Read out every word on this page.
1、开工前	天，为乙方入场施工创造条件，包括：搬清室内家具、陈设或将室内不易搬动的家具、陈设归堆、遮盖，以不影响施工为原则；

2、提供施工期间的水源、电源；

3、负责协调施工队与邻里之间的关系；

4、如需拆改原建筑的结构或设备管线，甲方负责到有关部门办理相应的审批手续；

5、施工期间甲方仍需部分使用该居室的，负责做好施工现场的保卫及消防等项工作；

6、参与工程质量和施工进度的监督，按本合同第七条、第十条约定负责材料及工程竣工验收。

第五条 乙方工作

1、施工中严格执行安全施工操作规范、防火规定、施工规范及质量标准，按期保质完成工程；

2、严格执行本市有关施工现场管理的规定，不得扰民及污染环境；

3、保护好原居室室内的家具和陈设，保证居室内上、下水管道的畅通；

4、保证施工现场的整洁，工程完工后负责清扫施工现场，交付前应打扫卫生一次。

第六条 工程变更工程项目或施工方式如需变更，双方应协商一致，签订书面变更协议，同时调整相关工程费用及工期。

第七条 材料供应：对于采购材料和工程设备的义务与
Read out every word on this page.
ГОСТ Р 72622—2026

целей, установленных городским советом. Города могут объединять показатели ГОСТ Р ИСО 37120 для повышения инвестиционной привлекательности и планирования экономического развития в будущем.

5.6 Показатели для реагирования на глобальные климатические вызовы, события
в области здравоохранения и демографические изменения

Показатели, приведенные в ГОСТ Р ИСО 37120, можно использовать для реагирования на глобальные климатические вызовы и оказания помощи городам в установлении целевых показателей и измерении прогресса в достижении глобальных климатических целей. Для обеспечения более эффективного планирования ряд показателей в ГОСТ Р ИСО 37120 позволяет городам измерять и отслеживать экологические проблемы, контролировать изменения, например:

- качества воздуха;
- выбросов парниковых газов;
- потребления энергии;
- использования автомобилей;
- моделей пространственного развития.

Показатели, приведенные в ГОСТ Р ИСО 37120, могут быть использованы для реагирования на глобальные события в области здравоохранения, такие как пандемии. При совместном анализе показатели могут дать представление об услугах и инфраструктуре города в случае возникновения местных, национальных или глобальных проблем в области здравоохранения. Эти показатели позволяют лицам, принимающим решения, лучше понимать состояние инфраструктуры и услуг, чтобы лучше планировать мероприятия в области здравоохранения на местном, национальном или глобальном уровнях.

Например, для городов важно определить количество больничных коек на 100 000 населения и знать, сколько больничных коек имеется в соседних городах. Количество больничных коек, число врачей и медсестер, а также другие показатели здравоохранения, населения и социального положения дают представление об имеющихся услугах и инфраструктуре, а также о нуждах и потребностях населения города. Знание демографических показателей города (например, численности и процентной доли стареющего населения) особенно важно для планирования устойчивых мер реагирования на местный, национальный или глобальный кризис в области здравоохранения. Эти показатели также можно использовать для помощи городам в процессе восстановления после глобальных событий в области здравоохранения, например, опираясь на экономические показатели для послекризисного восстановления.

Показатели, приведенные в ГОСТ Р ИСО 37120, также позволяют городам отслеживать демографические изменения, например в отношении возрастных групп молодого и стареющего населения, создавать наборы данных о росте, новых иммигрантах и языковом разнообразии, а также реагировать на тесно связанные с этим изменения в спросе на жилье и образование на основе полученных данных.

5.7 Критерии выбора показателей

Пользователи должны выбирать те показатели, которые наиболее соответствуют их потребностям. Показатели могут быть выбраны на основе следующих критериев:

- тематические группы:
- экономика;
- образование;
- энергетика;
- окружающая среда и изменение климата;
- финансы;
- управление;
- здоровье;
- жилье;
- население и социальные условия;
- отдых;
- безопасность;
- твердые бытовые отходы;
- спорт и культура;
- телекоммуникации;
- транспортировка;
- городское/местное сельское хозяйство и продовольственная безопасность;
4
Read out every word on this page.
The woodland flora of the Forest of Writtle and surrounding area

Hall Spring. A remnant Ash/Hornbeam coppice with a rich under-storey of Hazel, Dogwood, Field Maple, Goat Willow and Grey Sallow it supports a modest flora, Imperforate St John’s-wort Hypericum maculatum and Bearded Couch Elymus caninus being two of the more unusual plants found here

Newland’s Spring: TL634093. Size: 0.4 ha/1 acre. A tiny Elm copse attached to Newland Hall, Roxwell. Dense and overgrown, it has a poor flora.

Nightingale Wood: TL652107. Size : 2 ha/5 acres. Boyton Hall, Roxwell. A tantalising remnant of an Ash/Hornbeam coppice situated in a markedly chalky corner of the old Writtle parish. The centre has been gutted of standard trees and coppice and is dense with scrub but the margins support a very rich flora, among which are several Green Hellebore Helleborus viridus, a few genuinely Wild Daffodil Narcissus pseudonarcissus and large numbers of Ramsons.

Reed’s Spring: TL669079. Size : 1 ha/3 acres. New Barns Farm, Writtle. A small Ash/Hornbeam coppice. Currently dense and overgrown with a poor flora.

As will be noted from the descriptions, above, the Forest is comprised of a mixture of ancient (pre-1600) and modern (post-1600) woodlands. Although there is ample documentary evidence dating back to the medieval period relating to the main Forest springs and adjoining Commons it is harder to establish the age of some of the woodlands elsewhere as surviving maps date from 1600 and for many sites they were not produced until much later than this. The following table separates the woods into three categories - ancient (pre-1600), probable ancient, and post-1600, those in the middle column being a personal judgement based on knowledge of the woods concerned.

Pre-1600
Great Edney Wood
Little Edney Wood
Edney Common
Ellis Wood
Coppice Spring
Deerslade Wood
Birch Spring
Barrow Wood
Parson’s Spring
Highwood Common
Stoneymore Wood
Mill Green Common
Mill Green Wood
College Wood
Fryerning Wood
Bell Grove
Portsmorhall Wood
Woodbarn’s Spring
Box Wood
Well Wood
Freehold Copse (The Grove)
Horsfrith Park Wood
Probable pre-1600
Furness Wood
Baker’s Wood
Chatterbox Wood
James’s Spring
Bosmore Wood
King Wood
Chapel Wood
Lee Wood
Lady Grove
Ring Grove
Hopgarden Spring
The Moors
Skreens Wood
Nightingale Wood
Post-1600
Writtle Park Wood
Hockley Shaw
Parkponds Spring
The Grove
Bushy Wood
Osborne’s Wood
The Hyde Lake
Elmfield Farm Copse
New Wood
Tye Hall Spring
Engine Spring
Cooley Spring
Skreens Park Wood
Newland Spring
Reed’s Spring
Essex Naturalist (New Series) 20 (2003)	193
◇ ◇ ◇ ◇
Please repeat the material above, word for word and in full.

Read out every word on this page.
1、开工前	天，为乙方入场施工创造条件，包括：搬清室内家具、陈设或将室内不易搬动的家具、陈设归堆、遮盖，以不影响施工为原则；

2、提供施工期间的水源、电源；

3、负责协调施工队与邻里之间的关系；

4、如需拆改原建筑的结构或设备管线，甲方负责到有关部门办理相应的审批手续；

5、施工期间甲方仍需部分使用该居室的，负责做好施工现场的保卫及消防等项工作；

6、参与工程质量和施工进度的监督，按本合同第七条、第十条约定负责材料及工程竣工验收。

第五条 乙方工作

1、施工中严格执行安全施工操作规范、防火规定、施工规范及质量标准，按期保质完成工程；

2、严格执行本市有关施工现场管理的规定，不得扰民及污染环境；

3、保护好原居室室内的家具和陈设，保证居室内上、下水管道的畅通；

4、保证施工现场的整洁，工程完工后负责清扫施工现场，交付前应打扫卫生一次。

第六条 工程变更工程项目或施工方式如需变更，双方应协商一致，签订书面变更协议，同时调整相关工程费用及工期。

第七条 材料供应：对于采购材料和工程设备的义务与
Read out every word on this page.
ГОСТ Р 72622—2026

целей, установленных городским советом. Города могут объединять показатели ГОСТ Р ИСО 37120 для повышения инвестиционной привлекательности и планирования экономического развития в будущем.

5.6 Показатели для реагирования на глобальные климатические вызовы, события
в области здравоохранения и демографические изменения

Показатели, приведенные в ГОСТ Р ИСО 37120, можно использовать для реагирования на глобальные климатические вызовы и оказания помощи городам в установлении целевых показателей и измерении прогресса в достижении глобальных климатических целей. Для обеспечения более эффективного планирования ряд показателей в ГОСТ Р ИСО 37120 позволяет городам измерять и отслеживать экологические проблемы, контролировать изменения, например:

- качества воздуха;
- выбросов парниковых газов;
- потребления энергии;
- использования автомобилей;
- моделей пространственного развития.

Показатели, приведенные в ГОСТ Р ИСО 37120, могут быть использованы для реагирования на глобальные события в области здравоохранения, такие как пандемии. При совместном анализе показатели могут дать представление об услугах и инфраструктуре города в случае возникновения местных, национальных или глобальных проблем в области здравоохранения. Эти показатели позволяют лицам, принимающим решения, лучше понимать состояние инфраструктуры и услуг, чтобы лучше планировать мероприятия в области здравоохранения на местном, национальном или глобальном уровнях.

Например, для городов важно определить количество больничных коек на 100 000 населения и знать, сколько больничных коек имеется в соседних городах. Количество больничных коек, число врачей и медсестер, а также другие показатели здравоохранения, населения и социального положения дают представление об имеющихся услугах и инфраструктуре, а также о нуждах и потребностях населения города. Знание демографических показателей города (например, численности и процентной доли стареющего населения) особенно важно для планирования устойчивых мер реагирования на местный, национальный или глобальный кризис в области здравоохранения. Эти показатели также можно использовать для помощи городам в процессе восстановления после глобальных событий в области здравоохранения, например, опираясь на экономические показатели для послекризисного восстановления.

Показатели, приведенные в ГОСТ Р ИСО 37120, также позволяют городам отслеживать демографические изменения, например в отношении возрастных групп молодого и стареющего населения, создавать наборы данных о росте, новых иммигрантах и языковом разнообразии, а также реагировать на тесно связанные с этим изменения в спросе на жилье и образование на основе полученных данных.

5.7 Критерии выбора показателей

Пользователи должны выбирать те показатели, которые наиболее соответствуют их потребностям. Показатели могут быть выбраны на основе следующих критериев:

- тематические группы:
- экономика;
- образование;
- энергетика;
- окружающая среда и изменение климата;
- финансы;
- управление;
- здоровье;
- жилье;
- население и социальные условия;
- отдых;
- безопасность;
- твердые бытовые отходы;
- спорт и культура;
- телекоммуникации;
- транспортировка;
- городское/местное сельское хозяйство и продовольственная безопасность;
4
Read out every word on this page.
The woodland flora of the Forest of Writtle and surrounding area

Hall Spring. A remnant Ash/Hornbeam coppice with a rich under-storey of Hazel, Dogwood, Field Maple, Goat Willow and Grey Sallow it supports a modest flora, Imperforate St John’s-wort Hypericum maculatum and Bearded Couch Elymus caninus being two of the more unusual plants found here

Newland’s Spring: TL634093. Size: 0.4 ha/1 acre. A tiny Elm copse attached to Newland Hall, Roxwell. Dense and overgrown, it has a poor flora.

Nightingale Wood: TL652107. Size : 2 ha/5 acres. Boyton Hall, Roxwell. A tantalising remnant of an Ash/Hornbeam coppice situated in a markedly chalky corner of the old Writtle parish. The centre has been gutted of standard trees and coppice and is dense with scrub but the margins support a very rich flora, among which are several Green Hellebore Helleborus viridus, a few genuinely Wild Daffodil Narcissus pseudonarcissus and large numbers of Ramsons.

Reed’s Spring: TL669079. Size : 1 ha/3 acres. New Barns Farm, Writtle. A small Ash/Hornbeam coppice. Currently dense and overgrown with a poor flora.

As will be noted from the descriptions, above, the Forest is comprised of a mixture of ancient (pre-1600) and modern (post-1600) woodlands. Although there is ample documentary evidence dating back to the medieval period relating to the main Forest springs and adjoining Commons it is harder to establish the age of some of the woodlands elsewhere as surviving maps date from 1600 and for many sites they were not produced until much later than this. The following table separates the woods into three categories - ancient (pre-1600), probable ancient, and post-1600, those in the middle column being a personal judgement based on knowledge of the woods concerned.

Pre-1600
Great Edney Wood
Little Edney Wood
Edney Common
Ellis Wood
Coppice Spring
Deerslade Wood
Birch Spring
Barrow Wood
Parson’s Spring
Highwood Common
Stoneymore Wood
Mill Green Common
Mill Green Wood
College Wood
Fryerning Wood
Bell Grove
Portsmorhall Wood
Woodbarn’s Spring
Box Wood
Well Wood
Freehold Copse (The Grove)
Horsfrith Park Wood
Probable pre-1600
Furness Wood
Baker’s Wood
Chatterbox Wood
James’s Spring
Bosmore Wood
King Wood
Chapel Wood
Lee Wood
Lady Grove
Ring Grove
Hopgarden Spring
The Moors
Skreens Wood
Nightingale Wood
Post-1600
Writtle Park Wood
Hockley Shaw
Parkponds Spring
The Grove
Bushy Wood
Osborne’s Wood
The Hyde Lake
Elmfield Farm Copse
New Wood
Tye Hall Spring
Engine Spring
Cooley Spring
Skreens Park Wood
Newland Spring
Reed’s Spring
Essex Naturalist (New Series) 20 (2003)	193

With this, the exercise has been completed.